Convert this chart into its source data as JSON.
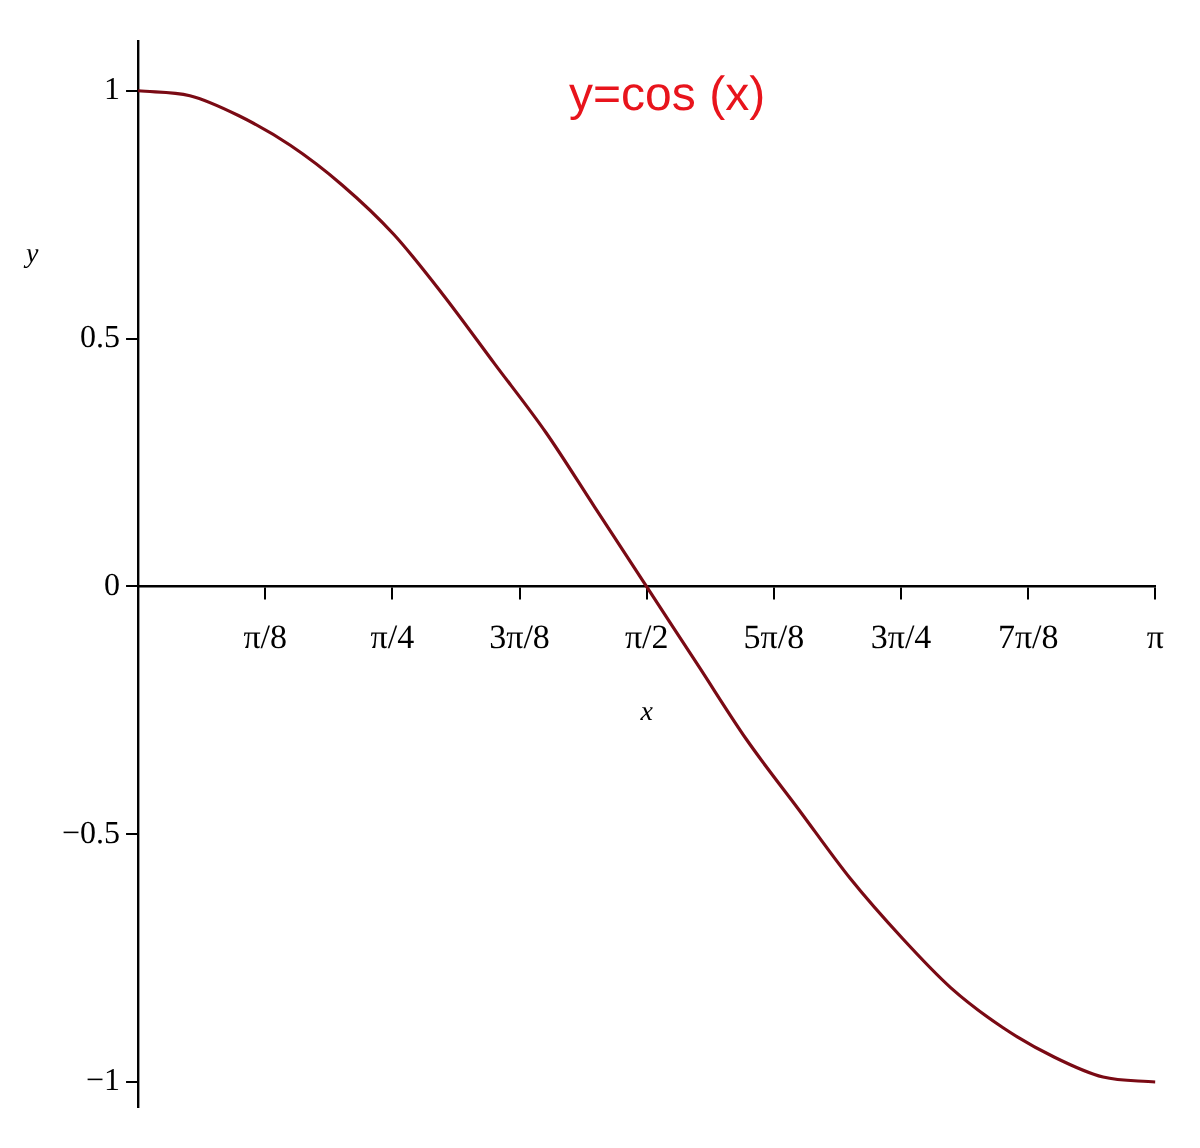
{
  "chart_data": {
    "type": "line",
    "xlabel": "x",
    "ylabel": "y",
    "annotations": [
      "y=cos (x)"
    ],
    "x": [
      0,
      0.16,
      0.31,
      0.47,
      0.63,
      0.79,
      0.94,
      1.1,
      1.26,
      1.41,
      1.57,
      1.73,
      1.88,
      2.04,
      2.2,
      2.36,
      2.51,
      2.67,
      2.83,
      2.98,
      3.1416
    ],
    "series": [
      {
        "color": "#7a0a14",
        "values": [
          1,
          0.99,
          0.95,
          0.89,
          0.81,
          0.71,
          0.59,
          0.45,
          0.31,
          0.16,
          0,
          -0.16,
          -0.31,
          -0.45,
          -0.59,
          -0.71,
          -0.81,
          -0.89,
          -0.95,
          -0.99,
          -1
        ]
      }
    ],
    "xlim": [
      0,
      3.1416
    ],
    "xticks": [
      {
        "value": 0.3927,
        "label": "π/8"
      },
      {
        "value": 0.7854,
        "label": "π/4"
      },
      {
        "value": 1.1781,
        "label": "3π/8"
      },
      {
        "value": 1.5708,
        "label": "π/2"
      },
      {
        "value": 1.9635,
        "label": "5π/8"
      },
      {
        "value": 2.3562,
        "label": "3π/4"
      },
      {
        "value": 2.7489,
        "label": "7π/8"
      },
      {
        "value": 3.1416,
        "label": "π"
      }
    ],
    "ylim": [
      -1.05,
      1.1
    ],
    "yticks": [
      {
        "value": -1,
        "label": "−1"
      },
      {
        "value": -0.5,
        "label": "−0.5"
      },
      0,
      0.5,
      1
    ],
    "grid": false,
    "legend": false,
    "line_style": "solid",
    "marker": "none"
  }
}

### Set task:
Every line of text is to be repeated exactly; pictures are left out.

### Task answer:
Convert this chart into its source data as JSON.
{
  "chart_data": {
    "type": "line",
    "xlabel": "x",
    "ylabel": "y",
    "annotations": [
      "y=cos (x)"
    ],
    "x": [
      0,
      0.16,
      0.31,
      0.47,
      0.63,
      0.79,
      0.94,
      1.1,
      1.26,
      1.41,
      1.57,
      1.73,
      1.88,
      2.04,
      2.2,
      2.36,
      2.51,
      2.67,
      2.83,
      2.98,
      3.1416
    ],
    "series": [
      {
        "color": "#7a0a14",
        "values": [
          1,
          0.99,
          0.95,
          0.89,
          0.81,
          0.71,
          0.59,
          0.45,
          0.31,
          0.16,
          0,
          -0.16,
          -0.31,
          -0.45,
          -0.59,
          -0.71,
          -0.81,
          -0.89,
          -0.95,
          -0.99,
          -1
        ]
      }
    ],
    "xlim": [
      0,
      3.1416
    ],
    "xticks": [
      {
        "value": 0.3927,
        "label": "π/8"
      },
      {
        "value": 0.7854,
        "label": "π/4"
      },
      {
        "value": 1.1781,
        "label": "3π/8"
      },
      {
        "value": 1.5708,
        "label": "π/2"
      },
      {
        "value": 1.9635,
        "label": "5π/8"
      },
      {
        "value": 2.3562,
        "label": "3π/4"
      },
      {
        "value": 2.7489,
        "label": "7π/8"
      },
      {
        "value": 3.1416,
        "label": "π"
      }
    ],
    "ylim": [
      -1.05,
      1.1
    ],
    "yticks": [
      {
        "value": -1,
        "label": "−1"
      },
      {
        "value": -0.5,
        "label": "−0.5"
      },
      0,
      0.5,
      1
    ],
    "grid": false,
    "legend": false,
    "line_style": "solid",
    "marker": "none"
  }
}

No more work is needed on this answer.